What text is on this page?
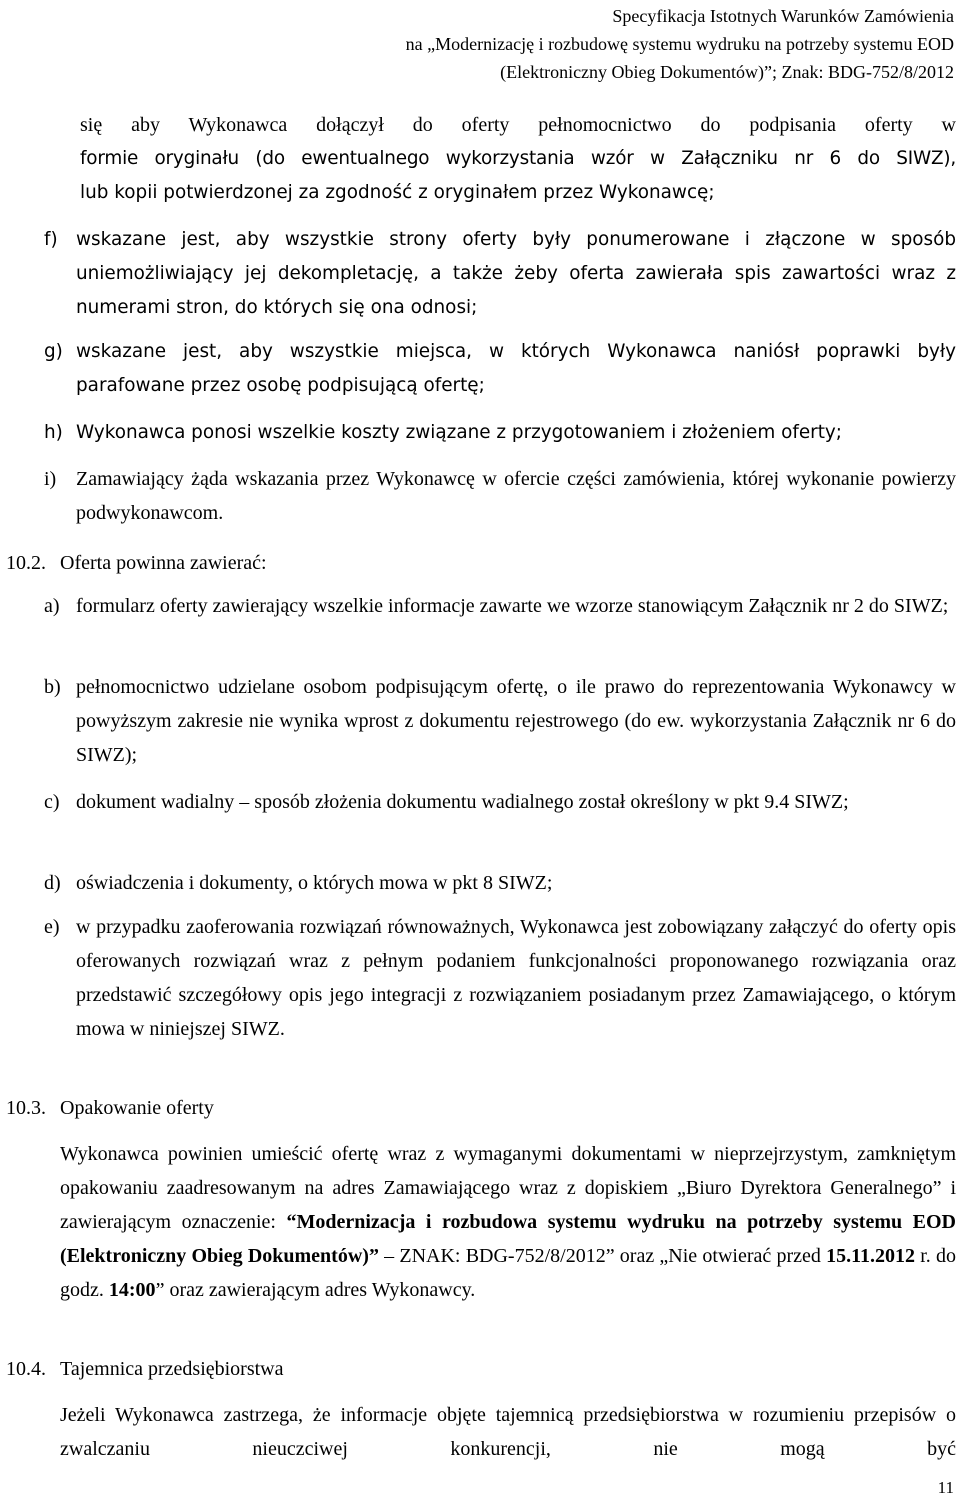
Specyfikacja Istotnych Warunków Zamówienia
na „Modernizację i rozbudowę systemu wydruku na potrzeby systemu EOD
(Elektroniczny Obieg Dokumentów)”; Znak: BDG-752/8/2012
się aby Wykonawca dołączył do oferty pełnomocnictwo do podpisania oferty w
formie oryginału (do ewentualnego wykorzystania wzór w Załączniku nr 6 do SIWZ),
lub kopii potwierdzonej za zgodność z oryginałem przez Wykonawcę;
f) wskazane jest, aby wszystkie strony oferty były ponumerowane i złączone w sposób uniemożliwiający jej dekompletację, a także żeby oferta zawierała spis zawartości wraz z numerami stron, do których się ona odnosi;
g) wskazane jest, aby wszystkie miejsca, w których Wykonawca naniósł poprawki były parafowane przez osobę podpisującą ofertę;
h) Wykonawca ponosi wszelkie koszty związane z przygotowaniem i złożeniem oferty;
i) Zamawiający żąda wskazania przez Wykonawcę w ofercie części zamówienia, której wykonanie powierzy podwykonawcom.
10.2. Oferta powinna zawierać:
a) formularz oferty zawierający wszelkie informacje zawarte we wzorze stanowiącym Załącznik nr 2 do SIWZ;
b) pełnomocnictwo udzielane osobom podpisującym ofertę, o ile prawo do reprezentowania Wykonawcy w powyższym zakresie nie wynika wprost z dokumentu rejestrowego (do ew. wykorzystania Załącznik nr 6 do SIWZ);
c) dokument wadialny – sposób złożenia dokumentu wadialnego został określony w pkt 9.4 SIWZ;
d) oświadczenia i dokumenty, o których mowa w pkt 8 SIWZ;
e) w przypadku zaoferowania rozwiązań równoważnych, Wykonawca jest zobowiązany załączyć do oferty opis oferowanych rozwiązań wraz z pełnym podaniem funkcjonalności proponowanego rozwiązania oraz przedstawić szczegółowy opis jego integracji z rozwiązaniem posiadanym przez Zamawiającego, o którym mowa w niniejszej SIWZ.
10.3. Opakowanie oferty
Wykonawca powinien umieścić ofertę wraz z wymaganymi dokumentami w nieprzejrzystym, zamkniętym opakowaniu zaadresowanym na adres Zamawiającego wraz z dopiskiem „Biuro Dyrektora Generalnego” i zawierającym oznaczenie: “Modernizacja i rozbudowa systemu wydruku na potrzeby systemu EOD (Elektroniczny Obieg Dokumentów)” – ZNAK: BDG-752/8/2012” oraz „Nie otwierać przed 15.11.2012 r. do godz. 14:00” oraz zawierającym adres Wykonawcy.
10.4. Tajemnica przedsiębiorstwa
Jeżeli Wykonawca zastrzega, że informacje objęte tajemnicą przedsiębiorstwa w rozumieniu przepisów o zwalczaniu nieuczciwej konkurencji, nie mogą być
11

####

## Exercise description
Images should not appear in the copy; retype the listing above exactly.

## Solution
What text is on this page?
Specyfikacja Istotnych Warunków Zamówienia
na „Modernizację i rozbudowę systemu wydruku na potrzeby systemu EOD
(Elektroniczny Obieg Dokumentów)”; Znak: BDG-752/8/2012
się aby Wykonawca dołączył do oferty pełnomocnictwo do podpisania oferty w
formie oryginału (do ewentualnego wykorzystania wzór w Załączniku nr 6 do SIWZ),
lub kopii potwierdzonej za zgodność z oryginałem przez Wykonawcę;
f) wskazane jest, aby wszystkie strony oferty były ponumerowane i złączone w sposób uniemożliwiający jej dekompletację, a także żeby oferta zawierała spis zawartości wraz z numerami stron, do których się ona odnosi;
g) wskazane jest, aby wszystkie miejsca, w których Wykonawca naniósł poprawki były parafowane przez osobę podpisującą ofertę;
h) Wykonawca ponosi wszelkie koszty związane z przygotowaniem i złożeniem oferty;
i) Zamawiający żąda wskazania przez Wykonawcę w ofercie części zamówienia, której wykonanie powierzy podwykonawcom.
10.2. Oferta powinna zawierać:
a) formularz oferty zawierający wszelkie informacje zawarte we wzorze stanowiącym Załącznik nr 2 do SIWZ;
b) pełnomocnictwo udzielane osobom podpisującym ofertę, o ile prawo do reprezentowania Wykonawcy w powyższym zakresie nie wynika wprost z dokumentu rejestrowego (do ew. wykorzystania Załącznik nr 6 do SIWZ);
c) dokument wadialny – sposób złożenia dokumentu wadialnego został określony w pkt 9.4 SIWZ;
d) oświadczenia i dokumenty, o których mowa w pkt 8 SIWZ;
e) w przypadku zaoferowania rozwiązań równoważnych, Wykonawca jest zobowiązany załączyć do oferty opis oferowanych rozwiązań wraz z pełnym podaniem funkcjonalności proponowanego rozwiązania oraz przedstawić szczegółowy opis jego integracji z rozwiązaniem posiadanym przez Zamawiającego, o którym mowa w niniejszej SIWZ.
10.3. Opakowanie oferty
Wykonawca powinien umieścić ofertę wraz z wymaganymi dokumentami w nieprzejrzystym, zamkniętym opakowaniu zaadresowanym na adres Zamawiającego wraz z dopiskiem „Biuro Dyrektora Generalnego” i zawierającym oznaczenie: “Modernizacja i rozbudowa systemu wydruku na potrzeby systemu EOD (Elektroniczny Obieg Dokumentów)” – ZNAK: BDG-752/8/2012” oraz „Nie otwierać przed 15.11.2012 r. do godz. 14:00” oraz zawierającym adres Wykonawcy.
10.4. Tajemnica przedsiębiorstwa
Jeżeli Wykonawca zastrzega, że informacje objęte tajemnicą przedsiębiorstwa w rozumieniu przepisów o zwalczaniu nieuczciwej konkurencji, nie mogą być
11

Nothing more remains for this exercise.